**Aim**
Pictures don't belong in the copy; print all the records exactly.

**Records for the exercise**
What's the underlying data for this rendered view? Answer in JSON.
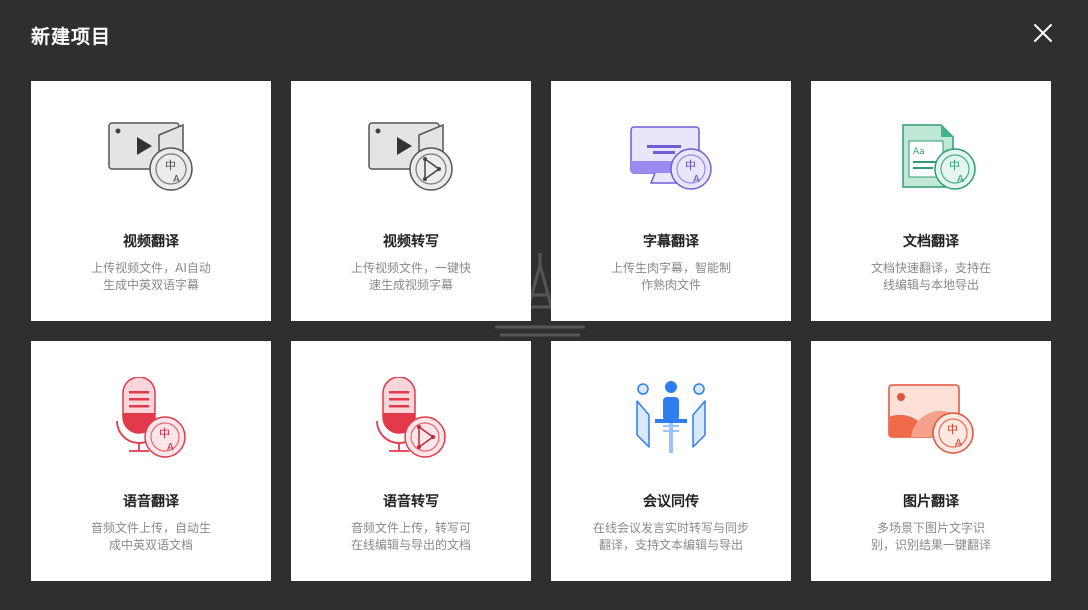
{
  "modal": {
    "title": "新建项目",
    "close_icon": "close-icon"
  },
  "colors": {
    "background": "#2f2f2f",
    "card": "#ffffff",
    "title_text": "#222222",
    "desc_text": "#8a8a8a",
    "video_gray": "#dcdcdc",
    "subtitle_purple": "#9b8af0",
    "doc_green": "#3fb58a",
    "audio_red": "#e23a4b",
    "meeting_blue": "#2e7ef0",
    "image_orange": "#f06a4a"
  },
  "cards": [
    {
      "icon": "video-translate-icon",
      "title": "视频翻译",
      "desc": [
        "上传视频文件，AI自动",
        "生成中英双语字幕"
      ]
    },
    {
      "icon": "video-transcribe-icon",
      "title": "视频转写",
      "desc": [
        "上传视频文件，一键快",
        "速生成视频字幕"
      ]
    },
    {
      "icon": "subtitle-translate-icon",
      "title": "字幕翻译",
      "desc": [
        "上传生肉字幕，智能制",
        "作熟肉文件"
      ]
    },
    {
      "icon": "document-translate-icon",
      "title": "文档翻译",
      "desc": [
        "文档快速翻译，支持在",
        "线编辑与本地导出"
      ]
    },
    {
      "icon": "audio-translate-icon",
      "title": "语音翻译",
      "desc": [
        "音频文件上传，自动生",
        "成中英双语文档"
      ]
    },
    {
      "icon": "audio-transcribe-icon",
      "title": "语音转写",
      "desc": [
        "音频文件上传，转写可",
        "在线编辑与导出的文档"
      ]
    },
    {
      "icon": "meeting-interpret-icon",
      "title": "会议同传",
      "desc": [
        "在线会议发言实时转写与同步",
        "翻译，支持文本编辑与导出"
      ]
    },
    {
      "icon": "image-translate-icon",
      "title": "图片翻译",
      "desc": [
        "多场景下图片文字识",
        "别，识别结果一键翻译"
      ]
    }
  ]
}
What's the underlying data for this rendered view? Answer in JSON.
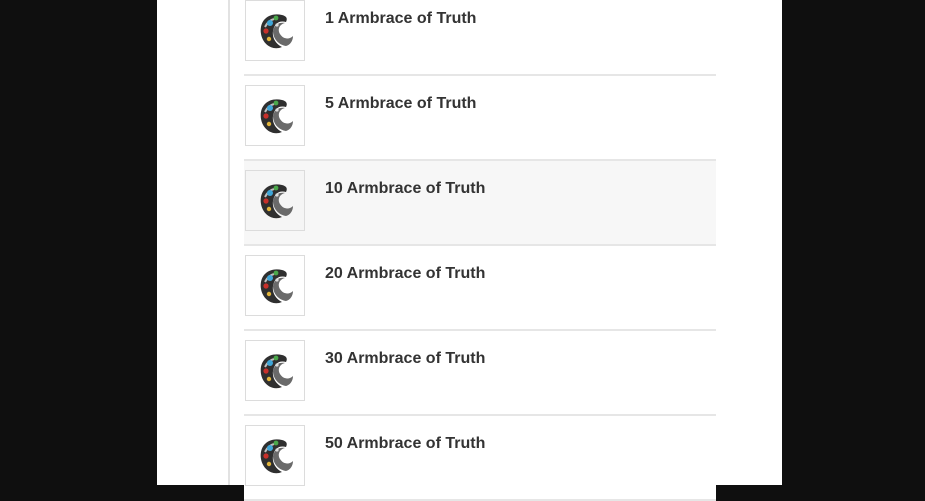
{
  "items": [
    {
      "label": "1 Armbrace of Truth",
      "icon": "armbrace-icon"
    },
    {
      "label": "5 Armbrace of Truth",
      "icon": "armbrace-icon"
    },
    {
      "label": "10 Armbrace of Truth",
      "icon": "armbrace-icon"
    },
    {
      "label": "20 Armbrace of Truth",
      "icon": "armbrace-icon"
    },
    {
      "label": "30 Armbrace of Truth",
      "icon": "armbrace-icon"
    },
    {
      "label": "50 Armbrace of Truth",
      "icon": "armbrace-icon"
    }
  ],
  "colors": {
    "backdrop": "#0f0f0f",
    "panel": "#ffffff",
    "text": "#333333",
    "row_hover": "#f7f7f7",
    "divider": "#e6e6e6",
    "gem_blue": "#3fa6d8",
    "gem_red": "#c8302a",
    "gem_green": "#4aa84a",
    "gem_gold": "#e0b33a"
  }
}
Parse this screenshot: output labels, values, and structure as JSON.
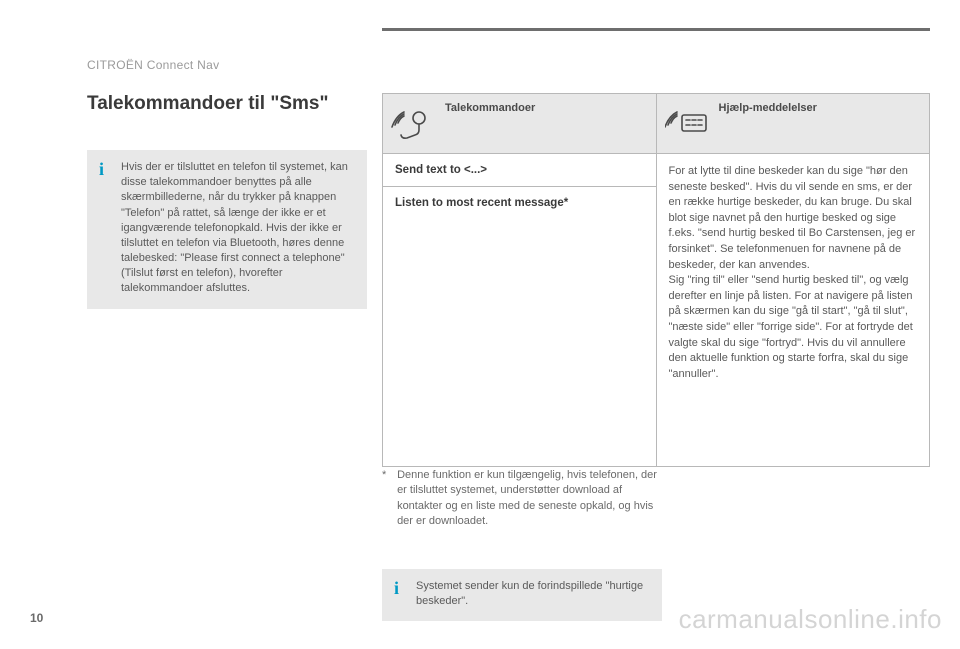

**Exercise solution**
What's the underlying data for this rendered view? Answer in JSON.
{
  "modal": {
    "title": "新建项目",
    "close_icon": "close-icon"
  },
  "colors": {
    "background": "#2f2f2f",
    "card": "#ffffff",
    "title_text": "#222222",
    "desc_text": "#8a8a8a",
    "video_gray": "#dcdcdc",
    "subtitle_purple": "#9b8af0",
    "doc_green": "#3fb58a",
    "audio_red": "#e23a4b",
    "meeting_blue": "#2e7ef0",
    "image_orange": "#f06a4a"
  },
  "cards": [
    {
      "icon": "video-translate-icon",
      "title": "视频翻译",
      "desc": [
        "上传视频文件，AI自动",
        "生成中英双语字幕"
      ]
    },
    {
      "icon": "video-transcribe-icon",
      "title": "视频转写",
      "desc": [
        "上传视频文件，一键快",
        "速生成视频字幕"
      ]
    },
    {
      "icon": "subtitle-translate-icon",
      "title": "字幕翻译",
      "desc": [
        "上传生肉字幕，智能制",
        "作熟肉文件"
      ]
    },
    {
      "icon": "document-translate-icon",
      "title": "文档翻译",
      "desc": [
        "文档快速翻译，支持在",
        "线编辑与本地导出"
      ]
    },
    {
      "icon": "audio-translate-icon",
      "title": "语音翻译",
      "desc": [
        "音频文件上传，自动生",
        "成中英双语文档"
      ]
    },
    {
      "icon": "audio-transcribe-icon",
      "title": "语音转写",
      "desc": [
        "音频文件上传，转写可",
        "在线编辑与导出的文档"
      ]
    },
    {
      "icon": "meeting-interpret-icon",
      "title": "会议同传",
      "desc": [
        "在线会议发言实时转写与同步",
        "翻译，支持文本编辑与导出"
      ]
    },
    {
      "icon": "image-translate-icon",
      "title": "图片翻译",
      "desc": [
        "多场景下图片文字识",
        "别，识别结果一键翻译"
      ]
    }
  ]
}
What's the underlying data for this rendered view? Answer in JSON.
{
  "items": [
    {
      "label": "1 Armbrace of Truth",
      "icon": "armbrace-icon"
    },
    {
      "label": "5 Armbrace of Truth",
      "icon": "armbrace-icon"
    },
    {
      "label": "10 Armbrace of Truth",
      "icon": "armbrace-icon"
    },
    {
      "label": "20 Armbrace of Truth",
      "icon": "armbrace-icon"
    },
    {
      "label": "30 Armbrace of Truth",
      "icon": "armbrace-icon"
    },
    {
      "label": "50 Armbrace of Truth",
      "icon": "armbrace-icon"
    }
  ],
  "colors": {
    "backdrop": "#0f0f0f",
    "panel": "#ffffff",
    "text": "#333333",
    "row_hover": "#f7f7f7",
    "divider": "#e6e6e6",
    "gem_blue": "#3fa6d8",
    "gem_red": "#c8302a",
    "gem_green": "#4aa84a",
    "gem_gold": "#e0b33a"
  }
}
Parse this screenshot: output labels, values, and structure as JSON.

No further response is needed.